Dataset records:
────

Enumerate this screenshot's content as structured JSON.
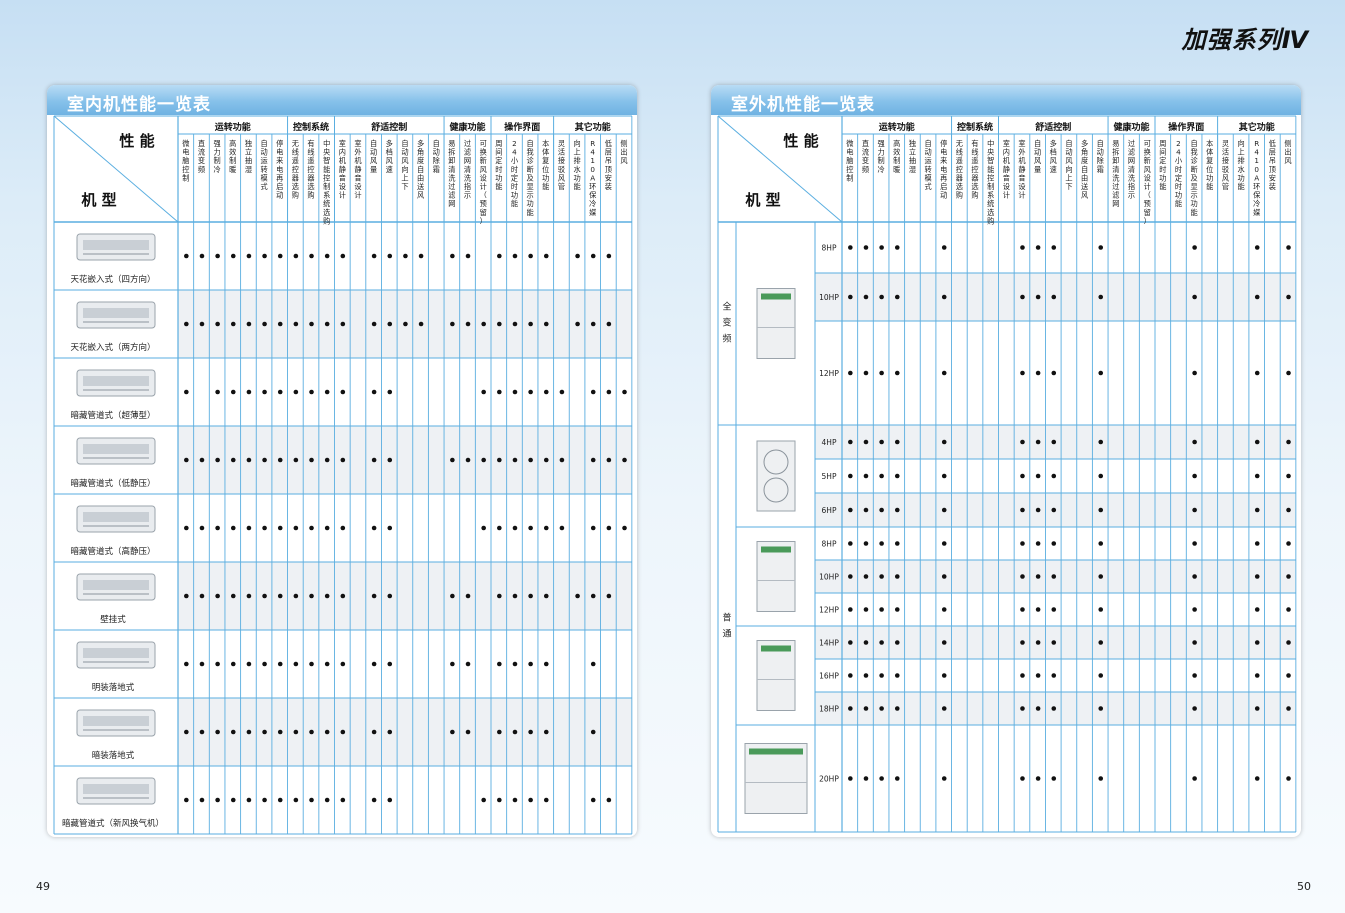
{
  "brand": "加强系列Ⅳ",
  "page_left": "49",
  "page_right": "50",
  "header": {
    "perf": "性 能",
    "model": "机 型"
  },
  "groups": [
    {
      "name": "运转功能",
      "n": 7
    },
    {
      "name": "控制系统",
      "n": 3
    },
    {
      "name": "舒适控制",
      "n": 7
    },
    {
      "name": "健康功能",
      "n": 3
    },
    {
      "name": "操作界面",
      "n": 4
    },
    {
      "name": "其它功能",
      "n": 5
    }
  ],
  "features": [
    "微电脑控制",
    "直流变频",
    "强力制冷",
    "高效制暖",
    "独立抽湿",
    "自动运转模式",
    "停电来电再启动",
    "无线遥控器选购",
    "有线遥控器选购",
    "中央智能控制系统选购",
    "室内机静音设计",
    "室外机静音设计",
    "自动风量",
    "多档风速",
    "自动风向上下",
    "多角度自由送风",
    "自动除霜",
    "易拆卸清洗过滤网",
    "过滤网清洗指示",
    "可换新风设计（预留）",
    "周间定时功能",
    "24小时定时功能",
    "自我诊断及显示功能",
    "本体复位功能",
    "灵活接驳风管",
    "向上排水功能",
    "R410A环保冷媒",
    "低层吊顶安装",
    "侧出风"
  ],
  "indoor": {
    "title": "室内机性能一览表",
    "rows": [
      {
        "name": "天花嵌入式（四方向）",
        "icon": "cassette-4way-icon",
        "dots": [
          1,
          1,
          1,
          1,
          1,
          1,
          1,
          1,
          1,
          1,
          1,
          0,
          1,
          1,
          1,
          1,
          0,
          1,
          1,
          0,
          1,
          1,
          1,
          1,
          0,
          1,
          1,
          1,
          0
        ]
      },
      {
        "name": "天花嵌入式（两方向）",
        "icon": "cassette-2way-icon",
        "dots": [
          1,
          1,
          1,
          1,
          1,
          1,
          1,
          1,
          1,
          1,
          1,
          0,
          1,
          1,
          1,
          1,
          0,
          1,
          1,
          1,
          1,
          1,
          1,
          1,
          0,
          1,
          1,
          1,
          0
        ]
      },
      {
        "name": "暗藏管道式（超薄型）",
        "icon": "duct-slim-icon",
        "dots": [
          1,
          0,
          1,
          1,
          1,
          1,
          1,
          1,
          1,
          1,
          1,
          0,
          1,
          1,
          0,
          0,
          0,
          0,
          0,
          1,
          1,
          1,
          1,
          1,
          1,
          0,
          1,
          1,
          1
        ]
      },
      {
        "name": "暗藏管道式（低静压）",
        "icon": "duct-low-static-icon",
        "dots": [
          1,
          1,
          1,
          1,
          1,
          1,
          1,
          1,
          1,
          1,
          1,
          0,
          1,
          1,
          0,
          0,
          0,
          1,
          1,
          1,
          1,
          1,
          1,
          1,
          1,
          0,
          1,
          1,
          1
        ]
      },
      {
        "name": "暗藏管道式（高静压）",
        "icon": "duct-high-static-icon",
        "dots": [
          1,
          1,
          1,
          1,
          1,
          1,
          1,
          1,
          1,
          1,
          1,
          0,
          1,
          1,
          0,
          0,
          0,
          0,
          0,
          1,
          1,
          1,
          1,
          1,
          1,
          0,
          1,
          1,
          1
        ]
      },
      {
        "name": "壁挂式",
        "icon": "wall-mounted-icon",
        "dots": [
          1,
          1,
          1,
          1,
          1,
          1,
          1,
          1,
          1,
          1,
          1,
          0,
          1,
          1,
          0,
          0,
          0,
          1,
          1,
          0,
          1,
          1,
          1,
          1,
          0,
          1,
          1,
          1,
          0
        ]
      },
      {
        "name": "明装落地式",
        "icon": "floor-exposed-icon",
        "dots": [
          1,
          1,
          1,
          1,
          1,
          1,
          1,
          1,
          1,
          1,
          1,
          0,
          1,
          1,
          0,
          0,
          0,
          1,
          1,
          0,
          1,
          1,
          1,
          1,
          0,
          0,
          1,
          0,
          0
        ]
      },
      {
        "name": "暗装落地式",
        "icon": "floor-concealed-icon",
        "dots": [
          1,
          1,
          1,
          1,
          1,
          1,
          1,
          1,
          1,
          1,
          1,
          0,
          1,
          1,
          0,
          0,
          0,
          1,
          1,
          0,
          1,
          1,
          1,
          1,
          0,
          0,
          1,
          0,
          0
        ]
      },
      {
        "name": "暗藏管道式（新风换气机）",
        "icon": "duct-fresh-air-icon",
        "dots": [
          1,
          1,
          1,
          1,
          1,
          1,
          1,
          1,
          1,
          1,
          1,
          0,
          1,
          1,
          0,
          0,
          0,
          0,
          0,
          1,
          1,
          1,
          1,
          1,
          0,
          0,
          1,
          1,
          0
        ]
      }
    ]
  },
  "outdoor": {
    "title": "室外机性能一览表",
    "features": [
      "微电脑控制",
      "直流变频",
      "强力制冷",
      "高效制暖",
      "独立抽湿",
      "自动运转模式",
      "停电来电再启动",
      "无线遥控器选购",
      "有线遥控器选购",
      "中央智能控制系统选购",
      "室内机静音设计",
      "室外机静音设计",
      "自动风量",
      "多档风速",
      "自动风向上下",
      "多角度自由送风",
      "自动除霜",
      "易拆卸清洗过滤网",
      "过滤网清洗指示",
      "可换新风设计（预留）",
      "周间定时功能",
      "24小时定时功能",
      "自我诊断及显示功能",
      "本体复位功能",
      "灵活接驳风管",
      "向上排水功能",
      "R410A环保冷媒",
      "低层吊顶安装",
      "侧出风"
    ],
    "cats": [
      {
        "name": "全变频"
      },
      {
        "name": "普通"
      }
    ],
    "rows": [
      {
        "hp": "8HP",
        "dots": [
          1,
          1,
          1,
          1,
          0,
          0,
          1,
          0,
          0,
          0,
          0,
          1,
          1,
          1,
          0,
          0,
          1,
          0,
          0,
          0,
          0,
          0,
          1,
          0,
          0,
          0,
          1,
          0,
          1
        ]
      },
      {
        "hp": "10HP",
        "dots": [
          1,
          1,
          1,
          1,
          0,
          0,
          1,
          0,
          0,
          0,
          0,
          1,
          1,
          1,
          0,
          0,
          1,
          0,
          0,
          0,
          0,
          0,
          1,
          0,
          0,
          0,
          1,
          0,
          1
        ]
      },
      {
        "hp": "12HP",
        "dots": [
          1,
          1,
          1,
          1,
          0,
          0,
          1,
          0,
          0,
          0,
          0,
          1,
          1,
          1,
          0,
          0,
          1,
          0,
          0,
          0,
          0,
          0,
          1,
          0,
          0,
          0,
          1,
          0,
          1
        ]
      },
      {
        "hp": "4HP",
        "dots": [
          1,
          1,
          1,
          1,
          0,
          0,
          1,
          0,
          0,
          0,
          0,
          1,
          1,
          1,
          0,
          0,
          1,
          0,
          0,
          0,
          0,
          0,
          1,
          0,
          0,
          0,
          1,
          0,
          1
        ]
      },
      {
        "hp": "5HP",
        "dots": [
          1,
          1,
          1,
          1,
          0,
          0,
          1,
          0,
          0,
          0,
          0,
          1,
          1,
          1,
          0,
          0,
          1,
          0,
          0,
          0,
          0,
          0,
          1,
          0,
          0,
          0,
          1,
          0,
          1
        ]
      },
      {
        "hp": "6HP",
        "dots": [
          1,
          1,
          1,
          1,
          0,
          0,
          1,
          0,
          0,
          0,
          0,
          1,
          1,
          1,
          0,
          0,
          1,
          0,
          0,
          0,
          0,
          0,
          1,
          0,
          0,
          0,
          1,
          0,
          1
        ]
      },
      {
        "hp": "8HP",
        "dots": [
          1,
          1,
          1,
          1,
          0,
          0,
          1,
          0,
          0,
          0,
          0,
          1,
          1,
          1,
          0,
          0,
          1,
          0,
          0,
          0,
          0,
          0,
          1,
          0,
          0,
          0,
          1,
          0,
          1
        ]
      },
      {
        "hp": "10HP",
        "dots": [
          1,
          1,
          1,
          1,
          0,
          0,
          1,
          0,
          0,
          0,
          0,
          1,
          1,
          1,
          0,
          0,
          1,
          0,
          0,
          0,
          0,
          0,
          1,
          0,
          0,
          0,
          1,
          0,
          1
        ]
      },
      {
        "hp": "12HP",
        "dots": [
          1,
          1,
          1,
          1,
          0,
          0,
          1,
          0,
          0,
          0,
          0,
          1,
          1,
          1,
          0,
          0,
          1,
          0,
          0,
          0,
          0,
          0,
          1,
          0,
          0,
          0,
          1,
          0,
          1
        ]
      },
      {
        "hp": "14HP",
        "dots": [
          1,
          1,
          1,
          1,
          0,
          0,
          1,
          0,
          0,
          0,
          0,
          1,
          1,
          1,
          0,
          0,
          1,
          0,
          0,
          0,
          0,
          0,
          1,
          0,
          0,
          0,
          1,
          0,
          1
        ]
      },
      {
        "hp": "16HP",
        "dots": [
          1,
          1,
          1,
          1,
          0,
          0,
          1,
          0,
          0,
          0,
          0,
          1,
          1,
          1,
          0,
          0,
          1,
          0,
          0,
          0,
          0,
          0,
          1,
          0,
          0,
          0,
          1,
          0,
          1
        ]
      },
      {
        "hp": "18HP",
        "dots": [
          1,
          1,
          1,
          1,
          0,
          0,
          1,
          0,
          0,
          0,
          0,
          1,
          1,
          1,
          0,
          0,
          1,
          0,
          0,
          0,
          0,
          0,
          1,
          0,
          0,
          0,
          1,
          0,
          1
        ]
      },
      {
        "hp": "20HP",
        "dots": [
          1,
          1,
          1,
          1,
          0,
          0,
          1,
          0,
          0,
          0,
          0,
          1,
          1,
          1,
          0,
          0,
          1,
          0,
          0,
          0,
          0,
          0,
          1,
          0,
          0,
          0,
          1,
          0,
          1
        ]
      }
    ]
  },
  "colors": {
    "line": "#5aaee0",
    "rowAlt": "#eef1f4",
    "dot": "#111111"
  }
}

────

Requirements
Extract all lines that hold the word "static".

Written answer
        "icon": "duct-low-static-icon",
        "icon": "duct-high-static-icon",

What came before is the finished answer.